* PROBLEM A
Rewrite the records from the line with "x-tick-label: Jan 10 xyxy=(912,729,966,749)" up to and including the line with "stats-card: Total Revenue", putting "x-axis-label" wherever "x-tick-label" appears and leaving everything else unchanged.

* EXCERPT
☆ ☆ ☆

Any suggestions for keeping their faces clean aside from banding them? Anyone feed Grandma Lucy's or pre mix food and have this problem? Do you have a suggestion for types of bowls to use? 

Help us fight dirty faces PLEASE!!!!:smpullhair:


----------



## mary-anderson (Jan 12, 2010)

NO you are not!!!:HistericalSmiley::HistericalSmiley: When I see all the picture post I always wonder "do they always look like that, if so what am I doing wrong":blush:
I tried Grandma Lucy's but after a couple days Libby turned her nose to it. So I went back to Dr. Harvey's. I just can't recall if their faces were worse on Grandma Lucy's As for scarfing food down:w00t: OMG Chloe eats so fast that it scares me. I recall a thread Pam started about bowls for that purpose, not sure it would help with the keeping their faces clean.


----------



## pammy4501 (Aug 8, 2007)

I am having the same problem. I am feeding a dehydrated food similar to G.ma Lucys'. This is my biggest objection to the food. Everything else is great, dogs LOVE it, and it is very healthy. But three dirty faces, and really messy, every day! I can't band them. Heck, Lola dosen't even have long enough hair to band. You would think the shorter coat wouldn't get as dirty, but alas, not the case. I wish they had "clean face" bowls!!

And, yes I started the thread about the slow eat bowl. I did find a ceramic bowl that is cute. She does eat slower, but somehow my little piggy still gets it all over her face!


----------



## Maglily (Feb 3, 2009)

I was online last nite looking at this very brand and wondering if I'd try it. Jodi's seems messy already and so hard to keep clean... so that's not an issue, well I don't think it would be.LOL.

So soft food is not an issue with tartar build up? ....or rather, lack of crunching hard kibble ?? chew toys may help with that.

☆ ☆ ☆

* DATASET CONTENT
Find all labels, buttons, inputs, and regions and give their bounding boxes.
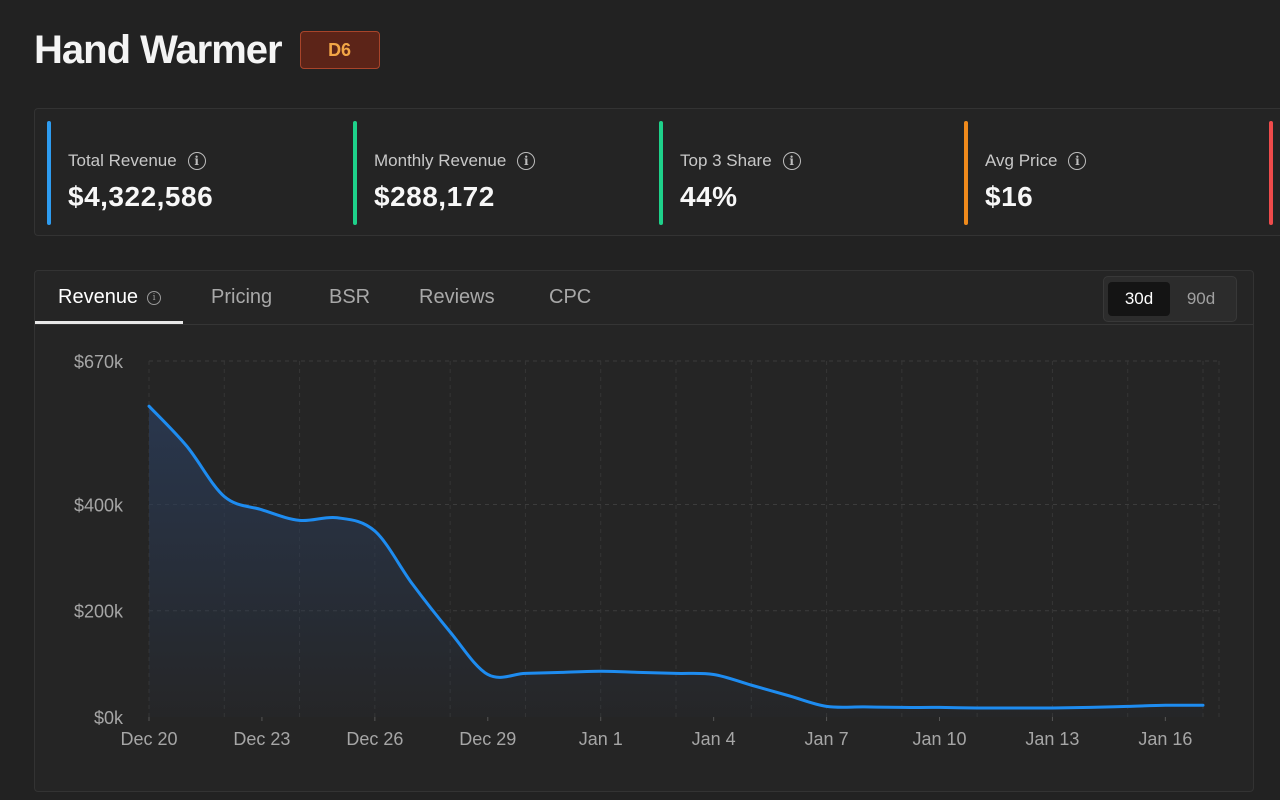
x-tick-label: Jan 10 xyxy=(912,729,966,749)
y-tick-label: $400k xyxy=(74,495,124,515)
stat-label: Total Revenue xyxy=(68,151,177,170)
stat-top3-share: Top 3 Share i 44% xyxy=(659,121,949,225)
y-tick-label: $670k xyxy=(74,352,124,372)
tab-label: CPC xyxy=(549,286,592,308)
stat-label: Top 3 Share xyxy=(680,151,772,170)
tab-label: Reviews xyxy=(419,286,495,308)
range-30d-button[interactable]: 30d xyxy=(1108,282,1170,316)
stat-accent-bar xyxy=(1269,121,1273,225)
tab-label: Revenue xyxy=(58,286,139,308)
x-tick-label: Jan 4 xyxy=(692,729,736,749)
info-icon[interactable]: i xyxy=(782,152,801,170)
stat-value: $4,322,586 xyxy=(68,181,214,212)
tab-bsr[interactable]: BSR xyxy=(329,286,370,309)
x-tick-label: Jan 7 xyxy=(805,729,849,749)
stat-accent-bar xyxy=(659,121,663,225)
tab-label: Pricing xyxy=(211,286,273,308)
stat-monthly-revenue: Monthly Revenue i $288,172 xyxy=(353,121,643,225)
stat-value: $288,172 xyxy=(374,181,495,212)
x-tick-label: Dec 20 xyxy=(120,729,177,749)
stats-card: Total Revenue i $4,322,586 Monthly Revenu… xyxy=(34,108,1280,236)
y-tick-label: $200k xyxy=(74,602,124,622)
stat-accent-bar xyxy=(964,121,968,225)
x-tick-label: Jan 13 xyxy=(1025,729,1079,749)
info-icon[interactable]: i xyxy=(147,290,162,305)
x-tick-label: Dec 23 xyxy=(233,729,290,749)
stat-label: Avg Price xyxy=(985,151,1058,170)
stat-accent-bar xyxy=(353,121,357,225)
stat-total-revenue: Total Revenue i $4,322,586 xyxy=(47,121,337,225)
category-badge: D6 xyxy=(299,31,380,69)
tab-reviews[interactable]: Reviews xyxy=(419,286,495,309)
stat-value: 44% xyxy=(680,181,738,212)
tab-bar: Revenue i Pricing BSR Reviews CPC 30d 90d xyxy=(35,271,1253,325)
tab-label: BSR xyxy=(329,286,371,308)
page-header: Hand Warmer D6 xyxy=(34,24,380,76)
stat-accent-bar xyxy=(47,121,51,225)
series-line xyxy=(147,404,1205,710)
x-tick-label: Dec 26 xyxy=(346,729,403,749)
info-icon[interactable]: i xyxy=(187,152,206,170)
tab-cpc[interactable]: CPC xyxy=(549,286,591,309)
active-tab-indicator xyxy=(35,321,183,324)
series-area xyxy=(149,406,1203,717)
info-icon[interactable]: i xyxy=(1068,152,1087,170)
stat-next xyxy=(1269,121,1280,225)
chart-panel: Revenue i Pricing BSR Reviews CPC 30d 90d… xyxy=(34,270,1254,792)
y-tick-label: $0k xyxy=(94,708,124,728)
info-icon[interactable]: i xyxy=(517,152,536,170)
tab-revenue[interactable]: Revenue i xyxy=(58,286,162,309)
revenue-chart: $0k $200k $400k $670k Dec 20 Dec 23 Dec 26 Dec … xyxy=(74,352,1220,749)
range-toggle: 30d 90d xyxy=(1103,276,1237,322)
stat-label: Monthly Revenue xyxy=(374,151,507,170)
stat-value: $16 xyxy=(985,181,1034,212)
page-title: Hand Warmer xyxy=(34,27,283,72)
range-90d-button[interactable]: 90d xyxy=(1186,289,1216,308)
x-tick-label: Jan 16 xyxy=(1138,729,1192,749)
x-tick-label: Dec 29 xyxy=(459,729,516,749)
tab-pricing[interactable]: Pricing xyxy=(211,286,272,309)
x-tick-label: Jan 1 xyxy=(579,729,623,749)
stat-avg-price: Avg Price i $16 xyxy=(964,121,1254,225)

☆ ☆ ☆

* PROBLEM B
List the usernames that head the posts in the forum thread.

* FINISHED ANSWER A
x-axis-label: Jan 10 xyxy=(912,729,966,749)
y-tick-label: $400k xyxy=(74,495,124,515)
stat-label: Total Revenue xyxy=(68,151,177,170)
stat-top3-share: Top 3 Share i 44% xyxy=(659,121,949,225)
y-tick-label: $670k xyxy=(74,352,124,372)
tab-label: CPC xyxy=(549,286,592,308)
stat-label: Top 3 Share xyxy=(680,151,772,170)
tab-label: Reviews xyxy=(419,286,495,308)
range-30d-button[interactable]: 30d xyxy=(1108,282,1170,316)
stat-accent-bar xyxy=(1269,121,1273,225)
tab-label: Revenue xyxy=(58,286,139,308)
x-axis-label: Jan 4 xyxy=(692,729,736,749)
info-icon[interactable]: i xyxy=(782,152,801,170)
stat-value: $4,322,586 xyxy=(68,181,214,212)
tab-bsr[interactable]: BSR xyxy=(329,286,370,309)
x-axis-label: Jan 7 xyxy=(805,729,849,749)
stat-accent-bar xyxy=(659,121,663,225)
tab-label: Pricing xyxy=(211,286,273,308)
stat-monthly-revenue: Monthly Revenue i $288,172 xyxy=(353,121,643,225)
stat-value: $288,172 xyxy=(374,181,495,212)
x-axis-label: Dec 20 xyxy=(120,729,177,749)
stats-card: Total Revenue i $4,322,586 Monthly Revenu… xyxy=(34,108,1280,236)

* FINISHED ANSWER B
mary-anderson
pammy4501
Maglily